**** The records ****

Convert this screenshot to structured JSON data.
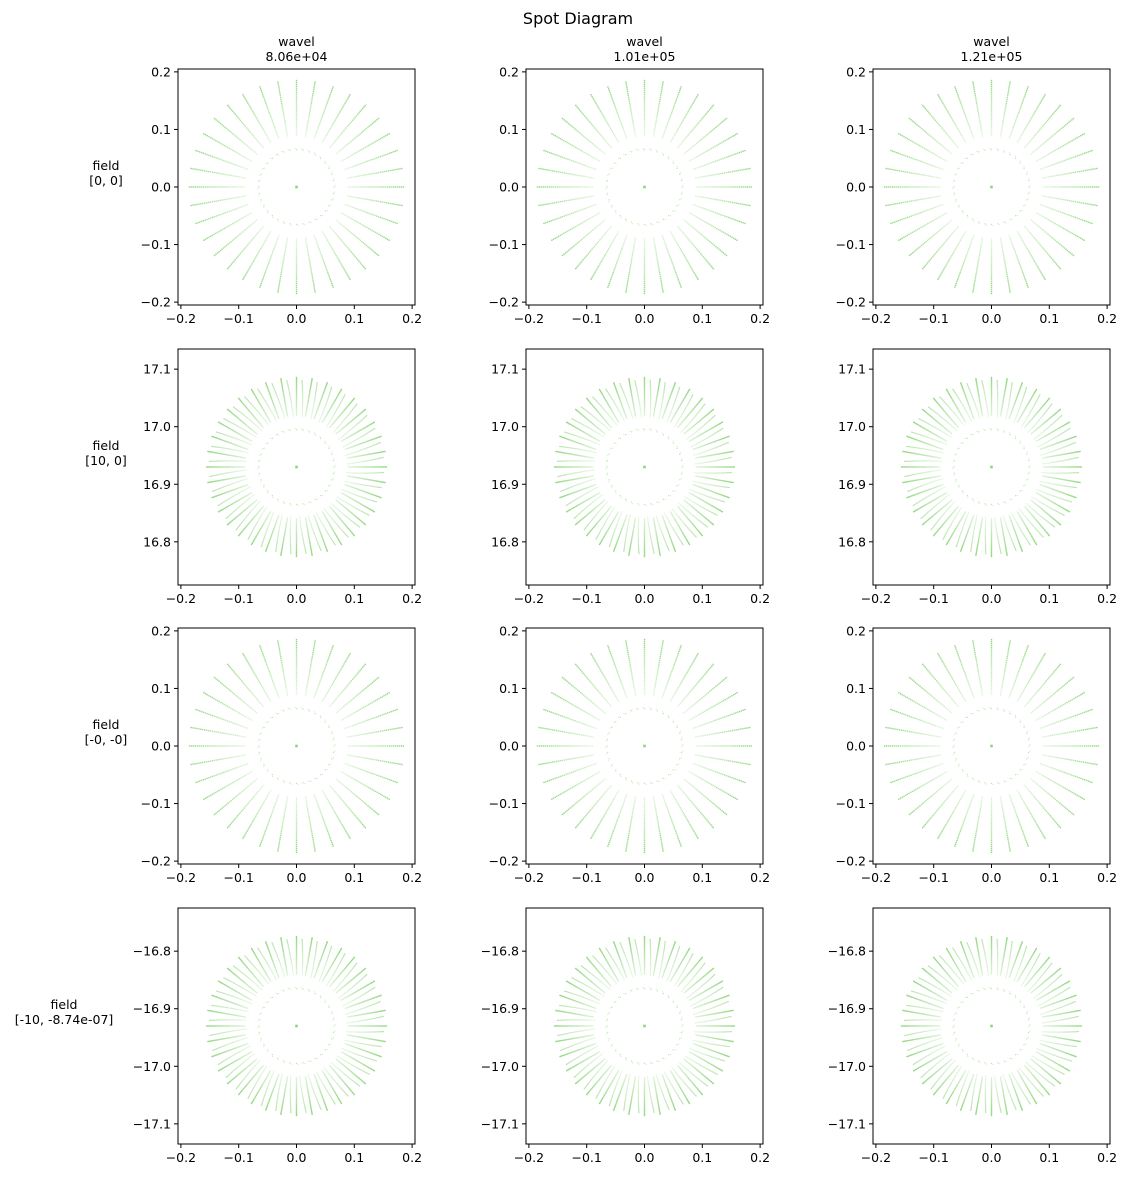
{
  "chart_data": {
    "type": "scatter",
    "title": "Spot Diagram",
    "marker_color": "#7fd16a",
    "columns": [
      {
        "title_line1": "wavel",
        "title_line2": "8.06e+04"
      },
      {
        "title_line1": "wavel",
        "title_line2": "1.01e+05"
      },
      {
        "title_line1": "wavel",
        "title_line2": "1.21e+05"
      }
    ],
    "rows": [
      {
        "label_line1": "field",
        "label_line2": "[0, 0]",
        "center_y": 0.0,
        "ylim": [
          -0.205,
          0.205
        ],
        "yticks": [
          -0.2,
          -0.1,
          0.0,
          0.1,
          0.2
        ],
        "ytick_labels": [
          "−0.2",
          "−0.1",
          "0.0",
          "0.1",
          "0.2"
        ],
        "spot_radius": 0.185,
        "spot_shape": "round"
      },
      {
        "label_line1": "field",
        "label_line2": "[10, 0]",
        "center_y": 16.93,
        "ylim": [
          16.725,
          17.135
        ],
        "yticks": [
          16.8,
          16.9,
          17.0,
          17.1
        ],
        "ytick_labels": [
          "16.8",
          "16.9",
          "17.0",
          "17.1"
        ],
        "spot_radius": 0.185,
        "spot_shape": "comatic"
      },
      {
        "label_line1": "field",
        "label_line2": "[-0, -0]",
        "center_y": 0.0,
        "ylim": [
          -0.205,
          0.205
        ],
        "yticks": [
          -0.2,
          -0.1,
          0.0,
          0.1,
          0.2
        ],
        "ytick_labels": [
          "−0.2",
          "−0.1",
          "0.0",
          "0.1",
          "0.2"
        ],
        "spot_radius": 0.185,
        "spot_shape": "round"
      },
      {
        "label_line1": "field",
        "label_line2": "[-10, -8.74e-07]",
        "center_y": -16.93,
        "ylim": [
          -17.135,
          -16.725
        ],
        "yticks": [
          -16.8,
          -16.9,
          -17.0,
          -17.1
        ],
        "ytick_labels": [
          "−16.8",
          "−16.9",
          "−17.0",
          "−17.1"
        ],
        "spot_radius": 0.185,
        "spot_shape": "comatic"
      }
    ],
    "xlim": [
      -0.205,
      0.205
    ],
    "xticks": [
      -0.2,
      -0.1,
      0.0,
      0.1,
      0.2
    ],
    "xtick_labels": [
      "−0.2",
      "−0.1",
      "0.0",
      "0.1",
      "0.2"
    ],
    "spokes": 36,
    "grid": false
  }
}
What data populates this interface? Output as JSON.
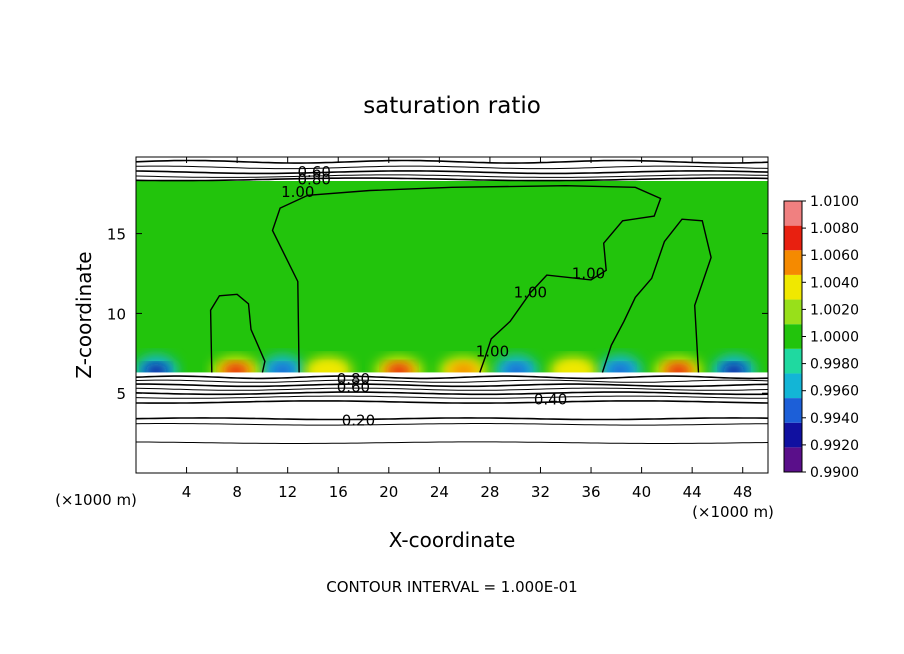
{
  "chart_data": {
    "type": "heatmap",
    "title": "saturation ratio",
    "xlabel": "X-coordinate",
    "ylabel": "Z-coordinate",
    "x_unit_left": "(×1000 m)",
    "x_unit_right": "(×1000 m)",
    "footnote": "CONTOUR INTERVAL = 1.000E-01",
    "xlim": [
      0,
      50
    ],
    "ylim": [
      0,
      19.8
    ],
    "x_ticks": [
      4,
      8,
      12,
      16,
      20,
      24,
      28,
      32,
      36,
      40,
      44,
      48
    ],
    "x_tick_labels": [
      "4",
      "8",
      "12",
      "16",
      "20",
      "24",
      "28",
      "32",
      "36",
      "40",
      "44",
      "48"
    ],
    "y_ticks": [
      5,
      10,
      15
    ],
    "y_tick_labels": [
      "5",
      "10",
      "15"
    ],
    "grid": false,
    "legend_placement": "right",
    "colorbar": {
      "levels": [
        0.99,
        0.992,
        0.994,
        0.996,
        0.998,
        1.0,
        1.002,
        1.004,
        1.006,
        1.008,
        1.01
      ],
      "labels": [
        "0.9900",
        "0.9920",
        "0.9940",
        "0.9960",
        "0.9980",
        "1.0000",
        "1.0020",
        "1.0040",
        "1.0060",
        "1.0080",
        "1.0100"
      ],
      "colors": [
        "#5a0f8a",
        "#1010a0",
        "#1c5fd8",
        "#13b5d6",
        "#1fd9a0",
        "#22c40c",
        "#98e01a",
        "#f0e800",
        "#f58a00",
        "#e82010",
        "#f08080"
      ]
    },
    "filled_region_z": [
      6.3,
      18.3
    ],
    "contour_levels": [
      0.2,
      0.4,
      0.6,
      0.8,
      1.0
    ],
    "contour_labels": [
      {
        "text": "0.60",
        "x": 14.1,
        "z": 18.85
      },
      {
        "text": "0.80",
        "x": 14.1,
        "z": 18.4
      },
      {
        "text": "1.00",
        "x": 12.8,
        "z": 17.6
      },
      {
        "text": "1.00",
        "x": 31.2,
        "z": 11.3
      },
      {
        "text": "1.00",
        "x": 35.8,
        "z": 12.5
      },
      {
        "text": "1.00",
        "x": 28.2,
        "z": 7.6
      },
      {
        "text": "0.80",
        "x": 17.2,
        "z": 5.9
      },
      {
        "text": "0.60",
        "x": 17.2,
        "z": 5.4
      },
      {
        "text": "0.40",
        "x": 32.8,
        "z": 4.6
      },
      {
        "text": "0.20",
        "x": 17.6,
        "z": 3.3
      }
    ],
    "hotspots": [
      {
        "x": 7.9,
        "z": 6.4,
        "value": 1.008
      },
      {
        "x": 15.2,
        "z": 6.4,
        "value": 1.005
      },
      {
        "x": 20.8,
        "z": 6.4,
        "value": 1.009
      },
      {
        "x": 25.9,
        "z": 6.4,
        "value": 1.006
      },
      {
        "x": 34.6,
        "z": 6.4,
        "value": 1.004
      },
      {
        "x": 42.9,
        "z": 6.4,
        "value": 1.008
      }
    ],
    "coldspots": [
      {
        "x": 1.6,
        "z": 6.4,
        "value": 0.993
      },
      {
        "x": 11.6,
        "z": 6.4,
        "value": 0.995
      },
      {
        "x": 30.1,
        "z": 6.4,
        "value": 0.995
      },
      {
        "x": 38.3,
        "z": 6.4,
        "value": 0.995
      },
      {
        "x": 47.3,
        "z": 6.4,
        "value": 0.993
      }
    ]
  }
}
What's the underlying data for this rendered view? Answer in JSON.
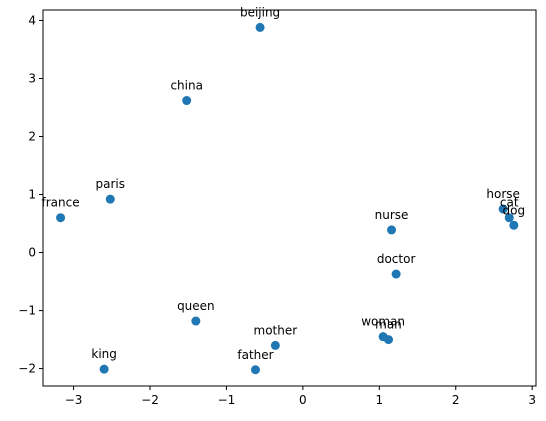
{
  "colors": {
    "point": "#1f77b4",
    "axis": "#000000",
    "background": "#ffffff"
  },
  "chart_data": {
    "type": "scatter",
    "title": "",
    "xlabel": "",
    "ylabel": "",
    "xlim": [
      -3.4,
      3.05
    ],
    "ylim": [
      -2.3,
      4.18
    ],
    "xticks": [
      -3,
      -2,
      -1,
      0,
      1,
      2,
      3
    ],
    "yticks": [
      -2,
      -1,
      0,
      1,
      2,
      3,
      4
    ],
    "xtick_labels": [
      "−3",
      "−2",
      "−1",
      "0",
      "1",
      "2",
      "3"
    ],
    "ytick_labels": [
      "−2",
      "−1",
      "0",
      "1",
      "2",
      "3",
      "4"
    ],
    "grid": false,
    "marker": "circle",
    "points": [
      {
        "label": "beijing",
        "x": -0.56,
        "y": 3.88
      },
      {
        "label": "china",
        "x": -1.52,
        "y": 2.62
      },
      {
        "label": "paris",
        "x": -2.52,
        "y": 0.92
      },
      {
        "label": "france",
        "x": -3.17,
        "y": 0.6
      },
      {
        "label": "horse",
        "x": 2.62,
        "y": 0.75
      },
      {
        "label": "cat",
        "x": 2.7,
        "y": 0.6
      },
      {
        "label": "dog",
        "x": 2.76,
        "y": 0.47
      },
      {
        "label": "nurse",
        "x": 1.16,
        "y": 0.39
      },
      {
        "label": "doctor",
        "x": 1.22,
        "y": -0.37
      },
      {
        "label": "queen",
        "x": -1.4,
        "y": -1.18
      },
      {
        "label": "mother",
        "x": -0.36,
        "y": -1.6
      },
      {
        "label": "woman",
        "x": 1.05,
        "y": -1.45
      },
      {
        "label": "man",
        "x": 1.12,
        "y": -1.5
      },
      {
        "label": "king",
        "x": -2.6,
        "y": -2.01
      },
      {
        "label": "father",
        "x": -0.62,
        "y": -2.02
      }
    ]
  }
}
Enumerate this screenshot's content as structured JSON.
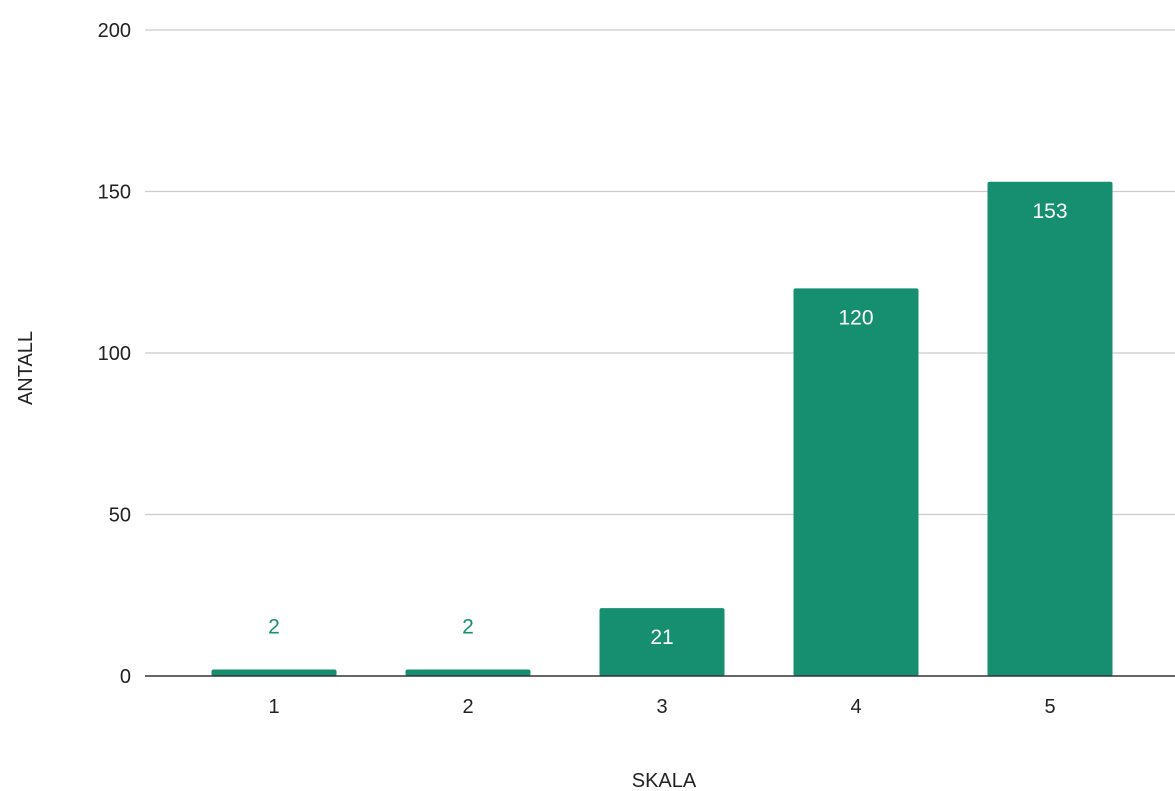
{
  "chart_data": {
    "type": "bar",
    "xlabel": "SKALA",
    "ylabel": "ANTALL",
    "categories": [
      "1",
      "2",
      "3",
      "4",
      "5"
    ],
    "values": [
      2,
      2,
      21,
      120,
      153
    ],
    "ylim": [
      0,
      200
    ],
    "yticks": [
      0,
      50,
      100,
      150,
      200
    ],
    "grid": true,
    "legend": "none",
    "bar_color": "#168f71",
    "label_inside_color": "#ffffff",
    "label_outside_color": "#168f71"
  }
}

****

* What you need to do *
Emit the lines from the line containing "Enumerate this screenshot's" to the final line of the material, inclusive, exactly as written; pictures are excluded.

* Exercise answer *
Enumerate this screenshot's content as structured JSON.
{
  "chart_data": {
    "type": "bar",
    "xlabel": "SKALA",
    "ylabel": "ANTALL",
    "categories": [
      "1",
      "2",
      "3",
      "4",
      "5"
    ],
    "values": [
      2,
      2,
      21,
      120,
      153
    ],
    "ylim": [
      0,
      200
    ],
    "yticks": [
      0,
      50,
      100,
      150,
      200
    ],
    "grid": true,
    "legend": "none",
    "bar_color": "#168f71",
    "label_inside_color": "#ffffff",
    "label_outside_color": "#168f71"
  }
}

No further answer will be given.